::: AVAILABLE RECORDS

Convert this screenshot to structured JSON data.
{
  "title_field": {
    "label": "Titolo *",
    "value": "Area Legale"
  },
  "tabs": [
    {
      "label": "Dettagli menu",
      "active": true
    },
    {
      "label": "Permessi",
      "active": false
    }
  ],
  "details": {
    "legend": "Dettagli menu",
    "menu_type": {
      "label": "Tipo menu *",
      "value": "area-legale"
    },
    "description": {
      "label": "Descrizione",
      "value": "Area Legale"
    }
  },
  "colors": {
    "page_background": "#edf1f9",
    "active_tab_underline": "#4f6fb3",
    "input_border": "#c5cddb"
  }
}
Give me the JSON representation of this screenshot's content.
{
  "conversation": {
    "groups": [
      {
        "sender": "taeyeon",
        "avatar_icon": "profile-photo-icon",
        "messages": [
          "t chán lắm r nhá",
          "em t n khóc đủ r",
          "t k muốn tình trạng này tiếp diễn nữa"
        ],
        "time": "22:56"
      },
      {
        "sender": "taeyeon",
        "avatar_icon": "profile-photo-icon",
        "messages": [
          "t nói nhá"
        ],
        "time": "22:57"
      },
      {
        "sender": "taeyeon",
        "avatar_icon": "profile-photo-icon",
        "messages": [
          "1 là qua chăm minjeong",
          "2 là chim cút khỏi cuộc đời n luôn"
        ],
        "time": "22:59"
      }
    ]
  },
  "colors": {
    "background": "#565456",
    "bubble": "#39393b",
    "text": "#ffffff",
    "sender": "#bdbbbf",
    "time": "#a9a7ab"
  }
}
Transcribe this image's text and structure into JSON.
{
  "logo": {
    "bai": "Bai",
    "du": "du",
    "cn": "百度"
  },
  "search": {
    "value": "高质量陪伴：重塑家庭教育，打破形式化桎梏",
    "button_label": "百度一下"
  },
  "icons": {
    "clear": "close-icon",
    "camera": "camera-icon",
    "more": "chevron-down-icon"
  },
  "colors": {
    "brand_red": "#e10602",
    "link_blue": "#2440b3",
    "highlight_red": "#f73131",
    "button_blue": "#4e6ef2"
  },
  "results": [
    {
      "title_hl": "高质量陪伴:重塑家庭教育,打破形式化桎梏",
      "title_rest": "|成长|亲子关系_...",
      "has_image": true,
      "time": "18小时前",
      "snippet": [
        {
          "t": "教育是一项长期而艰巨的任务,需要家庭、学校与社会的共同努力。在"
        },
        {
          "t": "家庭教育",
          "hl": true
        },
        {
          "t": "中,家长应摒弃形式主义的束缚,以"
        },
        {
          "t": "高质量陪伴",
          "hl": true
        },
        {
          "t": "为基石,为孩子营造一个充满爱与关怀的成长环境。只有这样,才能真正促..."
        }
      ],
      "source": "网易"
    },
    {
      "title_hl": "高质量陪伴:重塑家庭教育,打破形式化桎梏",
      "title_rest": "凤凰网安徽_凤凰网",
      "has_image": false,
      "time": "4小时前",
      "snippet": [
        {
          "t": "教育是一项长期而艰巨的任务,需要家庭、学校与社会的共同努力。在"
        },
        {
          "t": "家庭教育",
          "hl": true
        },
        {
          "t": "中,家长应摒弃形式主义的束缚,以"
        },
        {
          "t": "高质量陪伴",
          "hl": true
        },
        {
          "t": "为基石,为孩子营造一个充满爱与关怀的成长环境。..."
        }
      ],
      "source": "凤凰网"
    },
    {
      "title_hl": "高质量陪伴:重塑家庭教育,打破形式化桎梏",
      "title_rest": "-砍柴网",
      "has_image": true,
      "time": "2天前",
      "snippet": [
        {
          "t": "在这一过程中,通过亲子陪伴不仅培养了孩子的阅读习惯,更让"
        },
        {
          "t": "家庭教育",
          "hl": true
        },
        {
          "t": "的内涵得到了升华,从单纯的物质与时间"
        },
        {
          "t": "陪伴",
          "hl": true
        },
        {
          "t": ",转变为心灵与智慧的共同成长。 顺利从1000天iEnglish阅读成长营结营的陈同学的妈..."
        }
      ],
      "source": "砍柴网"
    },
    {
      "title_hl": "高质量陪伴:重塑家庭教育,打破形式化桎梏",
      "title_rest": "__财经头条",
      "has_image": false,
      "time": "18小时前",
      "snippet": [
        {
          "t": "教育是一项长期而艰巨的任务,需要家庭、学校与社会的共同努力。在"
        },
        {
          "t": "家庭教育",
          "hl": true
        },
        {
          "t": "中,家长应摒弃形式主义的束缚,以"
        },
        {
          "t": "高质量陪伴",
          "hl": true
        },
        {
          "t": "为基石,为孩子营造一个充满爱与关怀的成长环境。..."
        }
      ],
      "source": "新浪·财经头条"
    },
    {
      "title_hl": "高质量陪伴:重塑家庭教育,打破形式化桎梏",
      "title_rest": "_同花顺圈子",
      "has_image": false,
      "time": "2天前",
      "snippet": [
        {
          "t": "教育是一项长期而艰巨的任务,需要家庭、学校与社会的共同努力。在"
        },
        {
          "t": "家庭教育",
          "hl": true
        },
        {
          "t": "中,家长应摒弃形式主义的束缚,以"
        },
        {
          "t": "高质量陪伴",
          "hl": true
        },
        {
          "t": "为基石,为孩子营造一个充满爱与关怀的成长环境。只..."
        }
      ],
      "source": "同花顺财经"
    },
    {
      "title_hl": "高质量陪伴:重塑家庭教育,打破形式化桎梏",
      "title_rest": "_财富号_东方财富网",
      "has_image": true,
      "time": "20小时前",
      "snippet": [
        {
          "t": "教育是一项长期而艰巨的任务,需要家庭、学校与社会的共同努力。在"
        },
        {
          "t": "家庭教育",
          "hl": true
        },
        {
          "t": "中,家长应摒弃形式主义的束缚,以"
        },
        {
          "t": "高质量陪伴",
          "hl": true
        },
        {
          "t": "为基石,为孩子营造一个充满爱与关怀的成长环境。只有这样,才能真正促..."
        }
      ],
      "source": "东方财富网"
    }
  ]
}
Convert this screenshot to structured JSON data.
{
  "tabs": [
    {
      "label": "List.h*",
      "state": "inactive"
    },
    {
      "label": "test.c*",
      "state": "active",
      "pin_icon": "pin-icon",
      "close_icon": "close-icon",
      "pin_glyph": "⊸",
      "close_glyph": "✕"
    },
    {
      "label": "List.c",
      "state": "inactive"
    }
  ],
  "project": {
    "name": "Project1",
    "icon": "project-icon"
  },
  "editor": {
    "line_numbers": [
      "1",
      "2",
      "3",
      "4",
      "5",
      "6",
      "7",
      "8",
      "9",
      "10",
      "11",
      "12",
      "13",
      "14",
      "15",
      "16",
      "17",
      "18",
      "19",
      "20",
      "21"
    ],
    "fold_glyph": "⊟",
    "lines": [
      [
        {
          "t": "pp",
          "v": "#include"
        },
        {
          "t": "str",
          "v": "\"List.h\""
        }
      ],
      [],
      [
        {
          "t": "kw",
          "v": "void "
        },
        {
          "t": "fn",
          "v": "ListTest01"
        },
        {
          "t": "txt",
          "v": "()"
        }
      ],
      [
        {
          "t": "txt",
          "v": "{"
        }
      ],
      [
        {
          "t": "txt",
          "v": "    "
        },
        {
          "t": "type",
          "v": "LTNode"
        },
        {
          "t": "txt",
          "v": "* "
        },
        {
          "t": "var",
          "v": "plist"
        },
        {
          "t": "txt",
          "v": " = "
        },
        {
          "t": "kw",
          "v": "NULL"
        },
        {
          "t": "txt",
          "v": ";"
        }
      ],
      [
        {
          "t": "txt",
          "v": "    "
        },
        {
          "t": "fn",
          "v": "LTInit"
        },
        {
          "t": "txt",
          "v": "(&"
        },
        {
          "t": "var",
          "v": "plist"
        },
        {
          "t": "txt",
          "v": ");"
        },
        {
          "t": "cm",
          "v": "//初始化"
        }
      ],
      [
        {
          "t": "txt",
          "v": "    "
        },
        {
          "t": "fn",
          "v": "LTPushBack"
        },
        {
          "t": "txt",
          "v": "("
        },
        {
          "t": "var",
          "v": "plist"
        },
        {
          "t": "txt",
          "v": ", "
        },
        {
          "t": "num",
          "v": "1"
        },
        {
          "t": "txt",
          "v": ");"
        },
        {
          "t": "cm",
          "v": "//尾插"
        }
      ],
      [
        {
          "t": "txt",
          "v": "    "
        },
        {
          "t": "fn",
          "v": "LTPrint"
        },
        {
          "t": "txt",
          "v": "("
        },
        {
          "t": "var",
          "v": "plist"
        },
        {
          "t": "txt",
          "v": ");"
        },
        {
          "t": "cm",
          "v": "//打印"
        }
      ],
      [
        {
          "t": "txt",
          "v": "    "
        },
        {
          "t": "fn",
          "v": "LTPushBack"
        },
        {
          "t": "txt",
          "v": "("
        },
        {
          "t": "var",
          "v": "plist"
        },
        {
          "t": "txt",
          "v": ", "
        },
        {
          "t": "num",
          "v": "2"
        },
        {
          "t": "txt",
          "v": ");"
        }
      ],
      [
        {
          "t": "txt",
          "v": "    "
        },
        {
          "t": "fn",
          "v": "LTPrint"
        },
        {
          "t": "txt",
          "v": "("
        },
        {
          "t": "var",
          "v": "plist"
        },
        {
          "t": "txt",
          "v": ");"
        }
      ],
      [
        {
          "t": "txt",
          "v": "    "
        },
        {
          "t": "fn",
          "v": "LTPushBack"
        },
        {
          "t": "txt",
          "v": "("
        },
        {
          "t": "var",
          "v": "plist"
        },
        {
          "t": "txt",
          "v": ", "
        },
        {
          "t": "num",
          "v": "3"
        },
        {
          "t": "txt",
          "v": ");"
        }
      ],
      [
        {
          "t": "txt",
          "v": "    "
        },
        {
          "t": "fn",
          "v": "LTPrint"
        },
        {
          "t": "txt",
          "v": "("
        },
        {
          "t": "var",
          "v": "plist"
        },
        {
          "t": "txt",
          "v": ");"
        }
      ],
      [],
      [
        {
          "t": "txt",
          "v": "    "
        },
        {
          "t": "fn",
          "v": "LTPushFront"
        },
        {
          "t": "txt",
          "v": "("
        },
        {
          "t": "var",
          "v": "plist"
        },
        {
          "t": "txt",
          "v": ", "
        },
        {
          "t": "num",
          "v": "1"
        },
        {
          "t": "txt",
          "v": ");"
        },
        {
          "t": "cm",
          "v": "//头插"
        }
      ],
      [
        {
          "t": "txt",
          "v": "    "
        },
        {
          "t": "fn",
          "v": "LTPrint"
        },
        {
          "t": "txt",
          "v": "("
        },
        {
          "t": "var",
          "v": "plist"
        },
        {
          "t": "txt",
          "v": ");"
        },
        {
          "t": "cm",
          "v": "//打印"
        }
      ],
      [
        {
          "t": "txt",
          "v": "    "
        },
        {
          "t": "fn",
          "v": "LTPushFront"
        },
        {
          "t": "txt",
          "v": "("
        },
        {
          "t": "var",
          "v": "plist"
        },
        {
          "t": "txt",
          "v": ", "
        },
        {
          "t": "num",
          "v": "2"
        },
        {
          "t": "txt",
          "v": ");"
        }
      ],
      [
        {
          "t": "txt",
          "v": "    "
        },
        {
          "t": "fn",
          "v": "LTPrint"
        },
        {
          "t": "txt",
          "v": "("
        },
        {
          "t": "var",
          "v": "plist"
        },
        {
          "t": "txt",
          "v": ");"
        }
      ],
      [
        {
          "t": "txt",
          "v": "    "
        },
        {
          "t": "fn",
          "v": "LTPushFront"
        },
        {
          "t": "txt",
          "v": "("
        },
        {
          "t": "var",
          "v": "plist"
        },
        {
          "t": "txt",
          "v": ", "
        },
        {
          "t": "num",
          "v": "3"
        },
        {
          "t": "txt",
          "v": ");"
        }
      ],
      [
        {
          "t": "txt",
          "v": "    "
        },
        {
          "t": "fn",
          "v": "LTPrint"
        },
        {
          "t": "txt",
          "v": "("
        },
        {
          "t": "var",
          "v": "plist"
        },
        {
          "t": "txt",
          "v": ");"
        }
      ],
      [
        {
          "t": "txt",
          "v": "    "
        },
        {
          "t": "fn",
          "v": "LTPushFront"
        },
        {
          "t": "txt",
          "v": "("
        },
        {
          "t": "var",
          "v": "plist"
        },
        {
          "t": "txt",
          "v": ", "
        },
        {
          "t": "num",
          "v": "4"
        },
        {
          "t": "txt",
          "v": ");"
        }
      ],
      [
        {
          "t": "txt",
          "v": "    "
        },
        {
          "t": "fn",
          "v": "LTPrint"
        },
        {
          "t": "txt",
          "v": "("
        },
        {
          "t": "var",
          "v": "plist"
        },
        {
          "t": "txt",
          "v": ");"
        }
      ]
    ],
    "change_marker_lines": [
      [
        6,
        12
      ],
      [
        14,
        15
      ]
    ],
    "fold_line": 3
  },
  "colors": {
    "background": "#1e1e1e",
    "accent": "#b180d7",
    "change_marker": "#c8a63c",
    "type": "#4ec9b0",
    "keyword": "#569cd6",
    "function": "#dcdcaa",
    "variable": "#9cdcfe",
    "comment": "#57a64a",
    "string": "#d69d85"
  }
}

::::::

Search the entries for the word "source" and gather every line where it appears.

      "source": "网易"
      "source": "凤凰网"
      "source": "砍柴网"
      "source": "新浪·财经头条"
      "source": "同花顺财经"
      "source": "东方财富网"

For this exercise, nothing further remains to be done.